▸ **Problem to work on**
Copy out the entries in full and with complete accuracy; pictures are excluded.

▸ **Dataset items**
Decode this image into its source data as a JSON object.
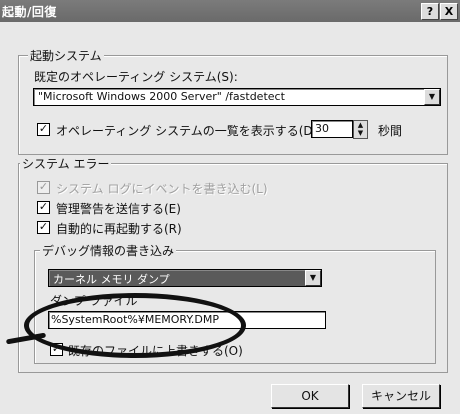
{
  "window": {
    "title": "起動/回復",
    "help": "?",
    "close": "X"
  },
  "startup": {
    "group_label": "起動システム",
    "default_os_label": "既定のオペレーティング システム(S):",
    "default_os_value": "\"Microsoft Windows 2000 Server\" /fastdetect",
    "show_list_label": "オペレーティング システムの一覧を表示する(D)",
    "seconds_value": "30",
    "seconds_unit": "秒間"
  },
  "system_error": {
    "group_label": "システム エラー",
    "write_event_label": "システム ログにイベントを書き込む(L)",
    "admin_alert_label": "管理警告を送信する(E)",
    "auto_restart_label": "自動的に再起動する(R)"
  },
  "debug": {
    "group_label": "デバッグ情報の書き込み",
    "type_value": "カーネル メモリ ダンプ",
    "dump_file_label": "ダンプ ファイル",
    "dump_file_value": "%SystemRoot%¥MEMORY.DMP",
    "overwrite_label": "既存のファイルに上書きする(O)"
  },
  "buttons": {
    "ok": "OK",
    "cancel": "キャンセル"
  }
}
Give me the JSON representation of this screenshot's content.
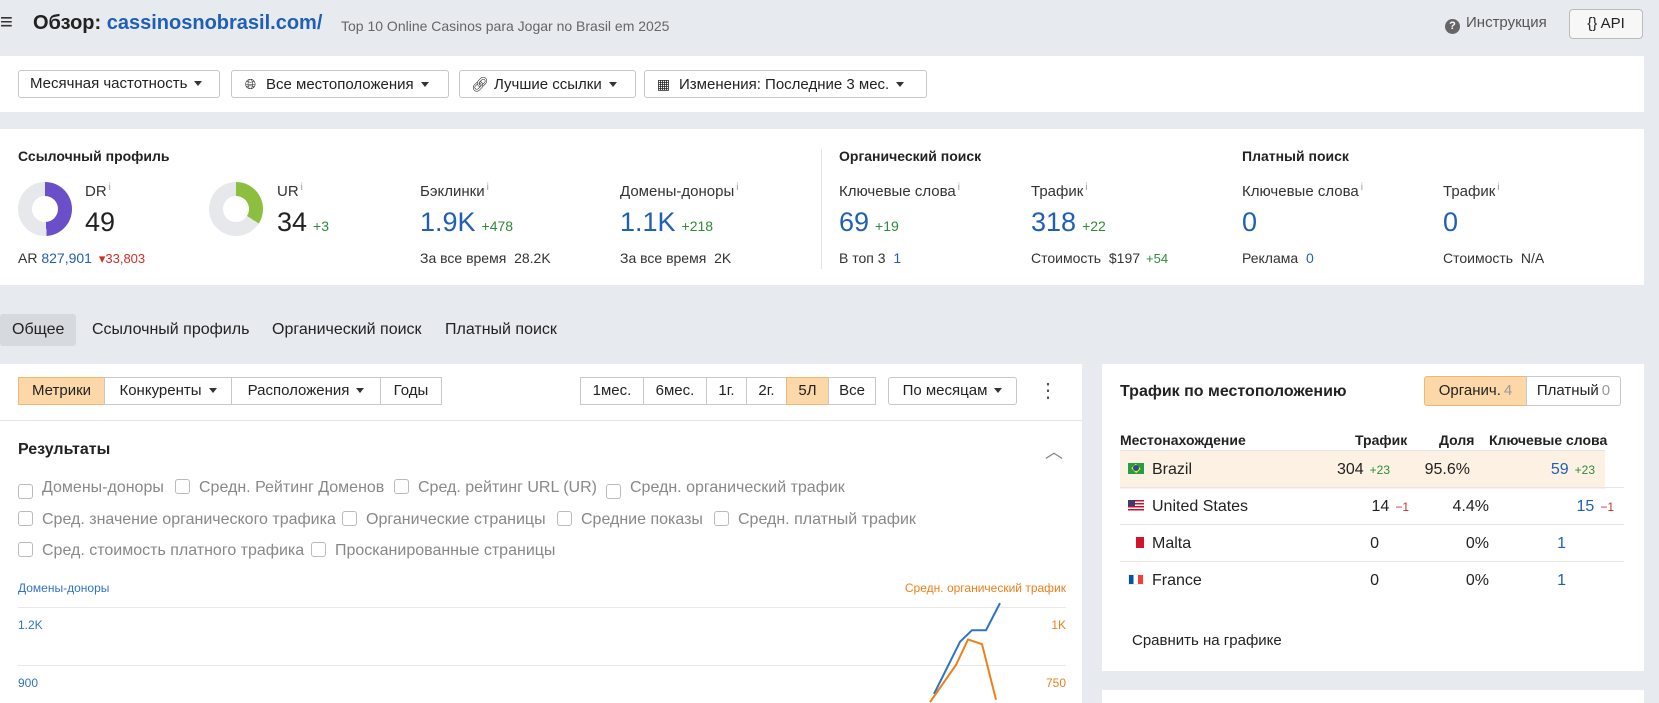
{
  "header": {
    "menu_icon": "hamburger-menu-icon",
    "title_prefix": "Обзор:",
    "domain": "cassinosnobrasil.com/",
    "subtitle": "Top 10 Online Casinos para Jogar no Brasil em 2025",
    "help_label": "Инструкция",
    "api_label": "{} API"
  },
  "filters": [
    {
      "label": "Месячная частотность",
      "icon": ""
    },
    {
      "label": "Все местоположения",
      "icon": "globe-icon"
    },
    {
      "label": "Лучшие ссылки",
      "icon": "link-icon"
    },
    {
      "label": "Изменения: Последние 3 мес.",
      "icon": "calendar-icon"
    }
  ],
  "metrics": {
    "link_profile": {
      "title": "Ссылочный профиль",
      "dr": {
        "label": "DR",
        "value": "49",
        "ring_fraction": 0.49,
        "color": "#6b4fc8"
      },
      "ar": {
        "label": "AR",
        "value": "827,901",
        "delta": "33,803"
      },
      "ur": {
        "label": "UR",
        "value": "34",
        "delta": "+3",
        "ring_fraction": 0.34,
        "color": "#8cbf3f"
      },
      "backlinks": {
        "label": "Бэклинки",
        "value": "1.9K",
        "delta": "+478",
        "sub_label": "За все время",
        "sub_value": "28.2K"
      },
      "ref_domains": {
        "label": "Домены-доноры",
        "value": "1.1K",
        "delta": "+218",
        "sub_label": "За все время",
        "sub_value": "2K"
      }
    },
    "organic": {
      "title": "Органический поиск",
      "keywords": {
        "label": "Ключевые слова",
        "value": "69",
        "delta": "+19",
        "sub_label": "В топ 3",
        "sub_value": "1"
      },
      "traffic": {
        "label": "Трафик",
        "value": "318",
        "delta": "+22",
        "sub_label": "Стоимость",
        "sub_value": "$197",
        "sub_delta": "+54"
      }
    },
    "paid": {
      "title": "Платный поиск",
      "keywords": {
        "label": "Ключевые слова",
        "value": "0",
        "sub_label": "Реклама",
        "sub_value": "0"
      },
      "traffic": {
        "label": "Трафик",
        "value": "0",
        "sub_label": "Стоимость",
        "sub_value": "N/A"
      }
    }
  },
  "tabs": [
    "Общее",
    "Ссылочный профиль",
    "Органический поиск",
    "Платный поиск"
  ],
  "chart_panel": {
    "mode_buttons": [
      "Метрики",
      "Конкуренты",
      "Расположения",
      "Годы"
    ],
    "period_buttons": [
      "1мес.",
      "6мес.",
      "1г.",
      "2г.",
      "5Л",
      "Все"
    ],
    "granularity": "По месяцам",
    "results_title": "Результаты",
    "checkboxes": [
      {
        "label": "Домены-доноры",
        "checked": true,
        "color": "#2f6fd6"
      },
      {
        "label": "Средн. Рейтинг Доменов",
        "checked": false
      },
      {
        "label": "Сред. рейтинг URL (UR)",
        "checked": false
      },
      {
        "label": "Средн. органический трафик",
        "checked": true,
        "color": "#ef7f1a"
      },
      {
        "label": "Сред. значение органического трафика",
        "checked": false
      },
      {
        "label": "Органические страницы",
        "checked": false
      },
      {
        "label": "Средние показы",
        "checked": false
      },
      {
        "label": "Средн. платный трафик",
        "checked": false
      },
      {
        "label": "Сред. стоимость платного трафика",
        "checked": false
      },
      {
        "label": "Просканированные страницы",
        "checked": false
      }
    ]
  },
  "chart_data": {
    "type": "line",
    "left_axis_title": "Домены-доноры",
    "right_axis_title": "Средн. органический трафик",
    "left_ticks": [
      "1.2K",
      "900"
    ],
    "right_ticks": [
      "1K",
      "750"
    ],
    "series": [
      {
        "name": "Домены-доноры",
        "color": "#2f73c9",
        "axis": "left",
        "values": [
          750,
          1020,
          1080,
          1080,
          1220
        ]
      },
      {
        "name": "Средн. органический трафик",
        "color": "#ef7f1a",
        "axis": "right",
        "values": [
          590,
          750,
          860,
          840,
          600
        ]
      }
    ]
  },
  "traffic_by_location": {
    "title": "Трафик по местоположению",
    "toggle": [
      {
        "label": "Органич.",
        "count": "4"
      },
      {
        "label": "Платный",
        "count": "0"
      }
    ],
    "columns": [
      "Местонахождение",
      "Трафик",
      "Доля",
      "Ключевые слова"
    ],
    "rows": [
      {
        "country": "Brazil",
        "flag": "brazil-flag-icon",
        "traffic": "304",
        "traffic_delta": "+23",
        "share": "95.6%",
        "keywords": "59",
        "keywords_delta": "+23"
      },
      {
        "country": "United States",
        "flag": "us-flag-icon",
        "traffic": "14",
        "traffic_delta": "−1",
        "share": "4.4%",
        "keywords": "15",
        "keywords_delta": "−1"
      },
      {
        "country": "Malta",
        "flag": "malta-flag-icon",
        "traffic": "0",
        "traffic_delta": "",
        "share": "0%",
        "keywords": "1",
        "keywords_delta": ""
      },
      {
        "country": "France",
        "flag": "france-flag-icon",
        "traffic": "0",
        "traffic_delta": "",
        "share": "0%",
        "keywords": "1",
        "keywords_delta": ""
      }
    ],
    "compare_label": "Сравнить на графике"
  }
}
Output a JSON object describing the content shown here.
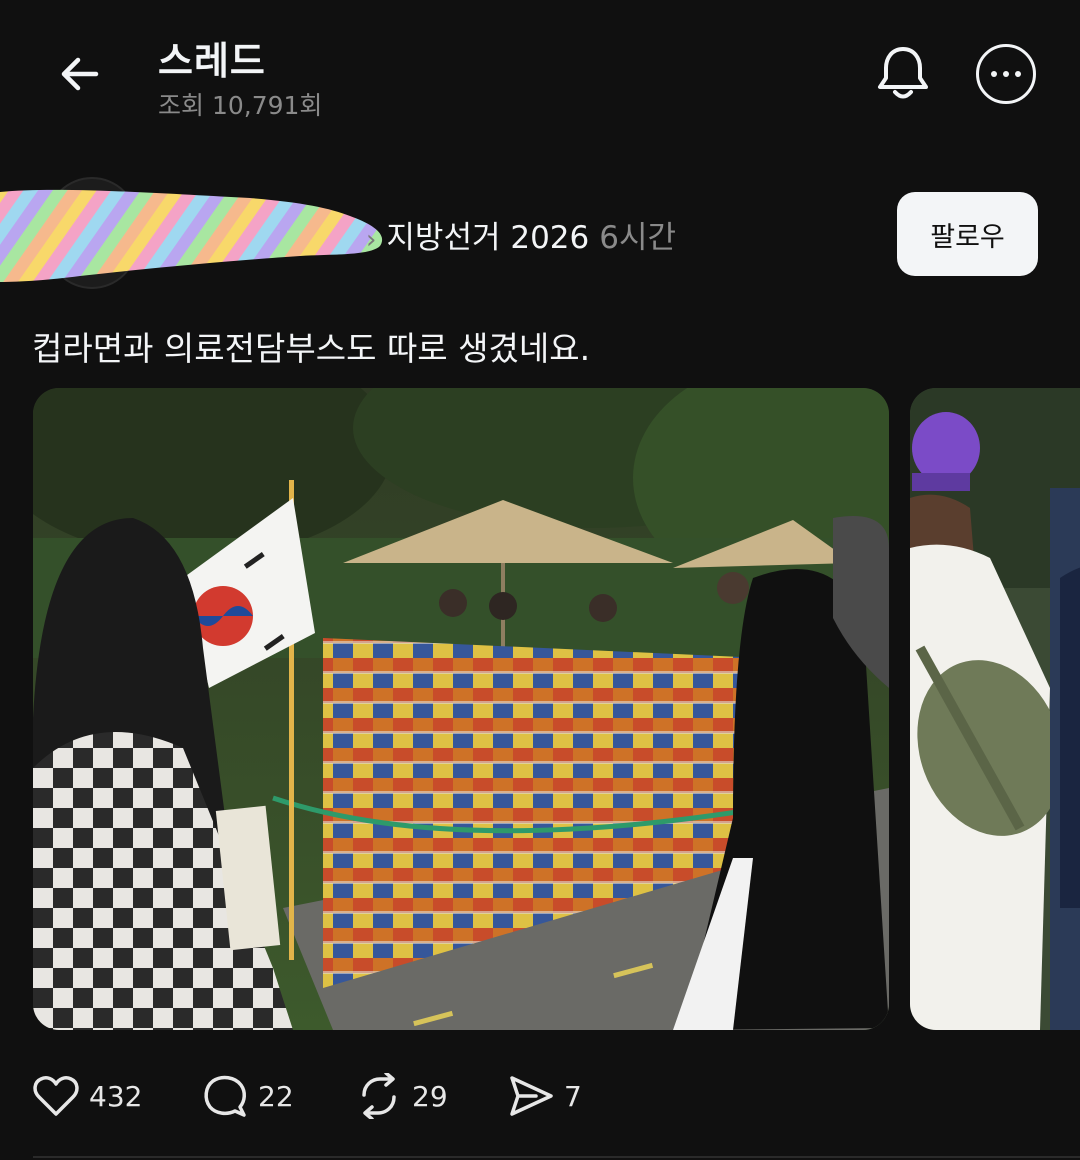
{
  "header": {
    "title": "스레드",
    "views": "조회 10,791회"
  },
  "post": {
    "topic": "지방선거 2026",
    "time": "6시간",
    "follow_label": "팔로우",
    "text": "컵라면과 의료전담부스도 따로 생겼네요.",
    "images": [
      "photo-1",
      "photo-2"
    ]
  },
  "actions": {
    "likes": "432",
    "replies": "22",
    "reposts": "29",
    "shares": "7"
  },
  "icons": {
    "back": "arrow-left-icon",
    "notifications": "bell-icon",
    "more": "ellipsis-circle-icon",
    "like": "heart-icon",
    "reply": "speech-bubble-icon",
    "repost": "repost-icon",
    "share": "paper-plane-icon"
  },
  "colors": {
    "background": "#101010",
    "text": "#f3f5f7",
    "muted": "#8a8a8a"
  }
}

▸ **Reply**
Decode this image into its source data as a JSON object.
{
  "window": {
    "title": "起動/回復",
    "help": "?",
    "close": "X"
  },
  "startup": {
    "group_label": "起動システム",
    "default_os_label": "既定のオペレーティング システム(S):",
    "default_os_value": "\"Microsoft Windows 2000 Server\" /fastdetect",
    "show_list_label": "オペレーティング システムの一覧を表示する(D)",
    "seconds_value": "30",
    "seconds_unit": "秒間"
  },
  "system_error": {
    "group_label": "システム エラー",
    "write_event_label": "システム ログにイベントを書き込む(L)",
    "admin_alert_label": "管理警告を送信する(E)",
    "auto_restart_label": "自動的に再起動する(R)"
  },
  "debug": {
    "group_label": "デバッグ情報の書き込み",
    "type_value": "カーネル メモリ ダンプ",
    "dump_file_label": "ダンプ ファイル",
    "dump_file_value": "%SystemRoot%¥MEMORY.DMP",
    "overwrite_label": "既存のファイルに上書きする(O)"
  },
  "buttons": {
    "ok": "OK",
    "cancel": "キャンセル"
  }
}
Give me the JSON representation of this screenshot's content.
{
  "header": {
    "menu_icon": "hamburger-menu-icon",
    "title_prefix": "Обзор:",
    "domain": "cassinosnobrasil.com/",
    "subtitle": "Top 10 Online Casinos para Jogar no Brasil em 2025",
    "help_label": "Инструкция",
    "api_label": "{} API"
  },
  "filters": [
    {
      "label": "Месячная частотность",
      "icon": ""
    },
    {
      "label": "Все местоположения",
      "icon": "globe-icon"
    },
    {
      "label": "Лучшие ссылки",
      "icon": "link-icon"
    },
    {
      "label": "Изменения: Последние 3 мес.",
      "icon": "calendar-icon"
    }
  ],
  "metrics": {
    "link_profile": {
      "title": "Ссылочный профиль",
      "dr": {
        "label": "DR",
        "value": "49",
        "ring_fraction": 0.49,
        "color": "#6b4fc8"
      },
      "ar": {
        "label": "AR",
        "value": "827,901",
        "delta": "33,803"
      },
      "ur": {
        "label": "UR",
        "value": "34",
        "delta": "+3",
        "ring_fraction": 0.34,
        "color": "#8cbf3f"
      },
      "backlinks": {
        "label": "Бэклинки",
        "value": "1.9K",
        "delta": "+478",
        "sub_label": "За все время",
        "sub_value": "28.2K"
      },
      "ref_domains": {
        "label": "Домены-доноры",
        "value": "1.1K",
        "delta": "+218",
        "sub_label": "За все время",
        "sub_value": "2K"
      }
    },
    "organic": {
      "title": "Органический поиск",
      "keywords": {
        "label": "Ключевые слова",
        "value": "69",
        "delta": "+19",
        "sub_label": "В топ 3",
        "sub_value": "1"
      },
      "traffic": {
        "label": "Трафик",
        "value": "318",
        "delta": "+22",
        "sub_label": "Стоимость",
        "sub_value": "$197",
        "sub_delta": "+54"
      }
    },
    "paid": {
      "title": "Платный поиск",
      "keywords": {
        "label": "Ключевые слова",
        "value": "0",
        "sub_label": "Реклама",
        "sub_value": "0"
      },
      "traffic": {
        "label": "Трафик",
        "value": "0",
        "sub_label": "Стоимость",
        "sub_value": "N/A"
      }
    }
  },
  "tabs": [
    "Общее",
    "Ссылочный профиль",
    "Органический поиск",
    "Платный поиск"
  ],
  "chart_panel": {
    "mode_buttons": [
      "Метрики",
      "Конкуренты",
      "Расположения",
      "Годы"
    ],
    "period_buttons": [
      "1мес.",
      "6мес.",
      "1г.",
      "2г.",
      "5Л",
      "Все"
    ],
    "granularity": "По месяцам",
    "results_title": "Результаты",
    "checkboxes": [
      {
        "label": "Домены-доноры",
        "checked": true,
        "color": "#2f6fd6"
      },
      {
        "label": "Средн. Рейтинг Доменов",
        "checked": false
      },
      {
        "label": "Сред. рейтинг URL (UR)",
        "checked": false
      },
      {
        "label": "Средн. органический трафик",
        "checked": true,
        "color": "#ef7f1a"
      },
      {
        "label": "Сред. значение органического трафика",
        "checked": false
      },
      {
        "label": "Органические страницы",
        "checked": false
      },
      {
        "label": "Средние показы",
        "checked": false
      },
      {
        "label": "Средн. платный трафик",
        "checked": false
      },
      {
        "label": "Сред. стоимость платного трафика",
        "checked": false
      },
      {
        "label": "Просканированные страницы",
        "checked": false
      }
    ]
  },
  "chart_data": {
    "type": "line",
    "left_axis_title": "Домены-доноры",
    "right_axis_title": "Средн. органический трафик",
    "left_ticks": [
      "1.2K",
      "900"
    ],
    "right_ticks": [
      "1K",
      "750"
    ],
    "series": [
      {
        "name": "Домены-доноры",
        "color": "#2f73c9",
        "axis": "left",
        "values": [
          750,
          1020,
          1080,
          1080,
          1220
        ]
      },
      {
        "name": "Средн. органический трафик",
        "color": "#ef7f1a",
        "axis": "right",
        "values": [
          590,
          750,
          860,
          840,
          600
        ]
      }
    ]
  },
  "traffic_by_location": {
    "title": "Трафик по местоположению",
    "toggle": [
      {
        "label": "Органич.",
        "count": "4"
      },
      {
        "label": "Платный",
        "count": "0"
      }
    ],
    "columns": [
      "Местонахождение",
      "Трафик",
      "Доля",
      "Ключевые слова"
    ],
    "rows": [
      {
        "country": "Brazil",
        "flag": "brazil-flag-icon",
        "traffic": "304",
        "traffic_delta": "+23",
        "share": "95.6%",
        "keywords": "59",
        "keywords_delta": "+23"
      },
      {
        "country": "United States",
        "flag": "us-flag-icon",
        "traffic": "14",
        "traffic_delta": "−1",
        "share": "4.4%",
        "keywords": "15",
        "keywords_delta": "−1"
      },
      {
        "country": "Malta",
        "flag": "malta-flag-icon",
        "traffic": "0",
        "traffic_delta": "",
        "share": "0%",
        "keywords": "1",
        "keywords_delta": ""
      },
      {
        "country": "France",
        "flag": "france-flag-icon",
        "traffic": "0",
        "traffic_delta": "",
        "share": "0%",
        "keywords": "1",
        "keywords_delta": ""
      }
    ],
    "compare_label": "Сравнить на графике"
  }
}
Output a JSON object describing the content shown here.
{
  "header": {
    "title": "스레드",
    "views": "조회 10,791회"
  },
  "post": {
    "topic": "지방선거 2026",
    "time": "6시간",
    "follow_label": "팔로우",
    "text": "컵라면과 의료전담부스도 따로 생겼네요.",
    "images": [
      "photo-1",
      "photo-2"
    ]
  },
  "actions": {
    "likes": "432",
    "replies": "22",
    "reposts": "29",
    "shares": "7"
  },
  "icons": {
    "back": "arrow-left-icon",
    "notifications": "bell-icon",
    "more": "ellipsis-circle-icon",
    "like": "heart-icon",
    "reply": "speech-bubble-icon",
    "repost": "repost-icon",
    "share": "paper-plane-icon"
  },
  "colors": {
    "background": "#101010",
    "text": "#f3f5f7",
    "muted": "#8a8a8a"
  }
}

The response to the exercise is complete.